WAT JE DOET
#1 Leg in één tot drie zinnen uit waarom de rechtbank in de uitspraak hieronder geen aanleiding ziet voor een proceskostenvergoeding in de bezwaarfase.
#2 Zet de uitspraak voort vanaf het punt waar die nu ophoudt.

GEGEVEN TEKST
####################

Proceskostenvergoeding
7. Eisers voeren ten slotte nog aan dat een proceskostenvergoeding had moeten worden toegekend in de bezwaarschriftfase, omdat het primaire besluit onjuist was. Het college stelt onder verwijzing naar verschillende uitspraken [3] vast dat geen aanleiding bestaat voor een proceskostenvergoeding, omdat het rechtsgevolg van het besluit – namelijk het weigeren van het verzoek om handhavend op te treden – gelijk is gebleven. De rechtbank stelt vast dat het college het primaire besluit niet heeft herroepen, zodat geen aanleiding bestaat voor een proceskostenvergoeding in bezwaar.

Conclusie en gevolgen

8. Het beroep is ongegrond. Dat betekent dat het besluit tot afwijzing van het handhavingsverzoek in stand blijft. Mocht de inmiddels verleende omgevingsvergunning voor de containeropstelplaats in rechte geen stand houden, staat het eisers vrij een nieuw verzoek te doen om handhavend op te treden. In dat verband verwijst de rechtbank naar de tussenuitspraak van heden in de zaak over de omgevingsvergunning voor de containeropstelplaats in de beroepen met nummers UTR 24/5844 en UTR 24/5901.
9. Voor een proceskostenveroordeling bestaat geen aanleiding. Eisers krijgen ook het griffierecht niet terug.

Beslissing

De rechtbank verklaart het beroep ongegrond.
Deze uitspraak is gedaan door mr. ing. A. Rademaker, rechter, in aanwezigheid van mr. M.C.G. van Dijk, griffier. Uitgesproken in het openbaar op 7 oktober 2025.

####################

VASTGELEGDE GEGEVENS
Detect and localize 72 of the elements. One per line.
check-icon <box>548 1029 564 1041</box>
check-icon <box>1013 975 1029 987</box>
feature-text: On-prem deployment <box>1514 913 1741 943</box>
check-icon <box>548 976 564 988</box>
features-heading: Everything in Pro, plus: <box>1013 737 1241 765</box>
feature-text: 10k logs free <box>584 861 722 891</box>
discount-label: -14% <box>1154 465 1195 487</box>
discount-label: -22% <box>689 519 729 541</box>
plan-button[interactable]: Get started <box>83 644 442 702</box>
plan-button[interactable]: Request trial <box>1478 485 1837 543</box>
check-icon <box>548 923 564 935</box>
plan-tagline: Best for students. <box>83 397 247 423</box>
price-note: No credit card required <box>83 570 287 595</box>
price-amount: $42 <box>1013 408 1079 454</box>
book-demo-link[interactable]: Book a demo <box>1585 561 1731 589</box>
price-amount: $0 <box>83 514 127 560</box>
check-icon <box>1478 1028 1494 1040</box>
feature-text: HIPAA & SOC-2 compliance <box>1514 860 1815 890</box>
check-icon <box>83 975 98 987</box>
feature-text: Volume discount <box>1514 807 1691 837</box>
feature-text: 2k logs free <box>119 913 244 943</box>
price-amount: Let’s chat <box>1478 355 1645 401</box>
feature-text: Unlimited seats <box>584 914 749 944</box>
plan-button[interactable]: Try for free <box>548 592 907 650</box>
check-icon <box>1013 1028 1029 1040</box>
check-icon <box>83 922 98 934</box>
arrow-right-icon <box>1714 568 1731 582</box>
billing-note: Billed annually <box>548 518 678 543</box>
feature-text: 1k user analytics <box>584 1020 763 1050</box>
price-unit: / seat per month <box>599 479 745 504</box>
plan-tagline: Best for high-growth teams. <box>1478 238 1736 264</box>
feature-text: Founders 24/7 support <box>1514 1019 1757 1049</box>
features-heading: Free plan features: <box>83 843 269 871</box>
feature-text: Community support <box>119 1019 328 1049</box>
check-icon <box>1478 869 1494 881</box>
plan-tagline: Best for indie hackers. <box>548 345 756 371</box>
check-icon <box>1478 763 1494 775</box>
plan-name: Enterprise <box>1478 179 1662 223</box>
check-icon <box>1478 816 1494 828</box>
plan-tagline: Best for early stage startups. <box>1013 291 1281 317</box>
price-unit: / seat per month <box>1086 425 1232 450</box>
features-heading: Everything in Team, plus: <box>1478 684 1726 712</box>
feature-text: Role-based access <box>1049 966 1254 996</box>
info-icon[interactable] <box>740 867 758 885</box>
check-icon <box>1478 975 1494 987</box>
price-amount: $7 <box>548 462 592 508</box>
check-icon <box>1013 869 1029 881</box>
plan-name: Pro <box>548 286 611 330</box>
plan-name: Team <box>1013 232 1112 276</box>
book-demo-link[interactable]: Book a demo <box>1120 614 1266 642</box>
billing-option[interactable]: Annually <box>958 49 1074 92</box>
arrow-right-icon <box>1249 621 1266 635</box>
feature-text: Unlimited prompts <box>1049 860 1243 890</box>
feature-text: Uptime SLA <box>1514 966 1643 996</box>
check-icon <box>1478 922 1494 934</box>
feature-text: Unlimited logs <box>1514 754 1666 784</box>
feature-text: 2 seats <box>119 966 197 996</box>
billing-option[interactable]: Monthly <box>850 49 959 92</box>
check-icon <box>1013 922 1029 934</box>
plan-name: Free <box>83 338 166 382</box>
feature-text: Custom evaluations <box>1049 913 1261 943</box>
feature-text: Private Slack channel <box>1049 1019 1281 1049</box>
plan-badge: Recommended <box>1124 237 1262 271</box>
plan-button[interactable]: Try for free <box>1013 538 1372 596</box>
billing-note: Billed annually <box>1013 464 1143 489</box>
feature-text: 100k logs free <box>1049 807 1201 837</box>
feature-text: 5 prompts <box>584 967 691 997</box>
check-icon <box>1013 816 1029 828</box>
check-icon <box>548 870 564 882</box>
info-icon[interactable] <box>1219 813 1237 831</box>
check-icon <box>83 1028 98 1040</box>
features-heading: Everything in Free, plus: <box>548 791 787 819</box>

####################

ANTWOORDEN HIERONDER
#1 De rechtbank stelt vast dat het college het primaire besluit niet heeft herroepen. Daarom bestaat er geen aanleiding voor een proceskostenvergoeding in bezwaar.

#2
griffier
rechter
Een afschrift van deze uitspraak is verzonden aan partijen op:

Informatie over hoger beroep

Een partij die het niet eens is met deze uitspraak, kan een hogerberoepschrift sturen naar de Afdeling bestuursrechtspraak van de Raad van State waarin wordt uitgelegd waarom deze partij het niet eens is met deze uitspraak. Het hogerberoepschrift moet worden ingediend binnen zes weken na de dag waarop deze uitspraak is verzonden. Kan de indiener de behandeling van het hoger beroep niet afwachten, omdat de zaak spoed heeft, dan kan de indiener de voorzieningenrechter van de Afdeling bestuursrechtspraak van de Raad van State vragen om een voorlopige voorziening (een tijdelijke maatregel) te treffen.

Voetnoten

1.Uitspraak van de Rechtbank Midden-Nederland van 19 december 2023, ECLI:NL:RBMNE:2023:7787.
2.Verwezen wordt naar de uitspraak van de Afdeling bestuursrechtspraak van de Raad van State van 22 januari 2020, ECLI:NL:RVS:2020:177.
3.Het college verwijst naar de uitspraak van de Afdeling bestuursrechtspraak van de Raad van State van 13 november 2019, ECLI:NL:RVS:2019:3825 en de uitspraak van de Centrale Raad van Beroep van 9 december 2020, ECLI:NL:CRVB:2020:3140.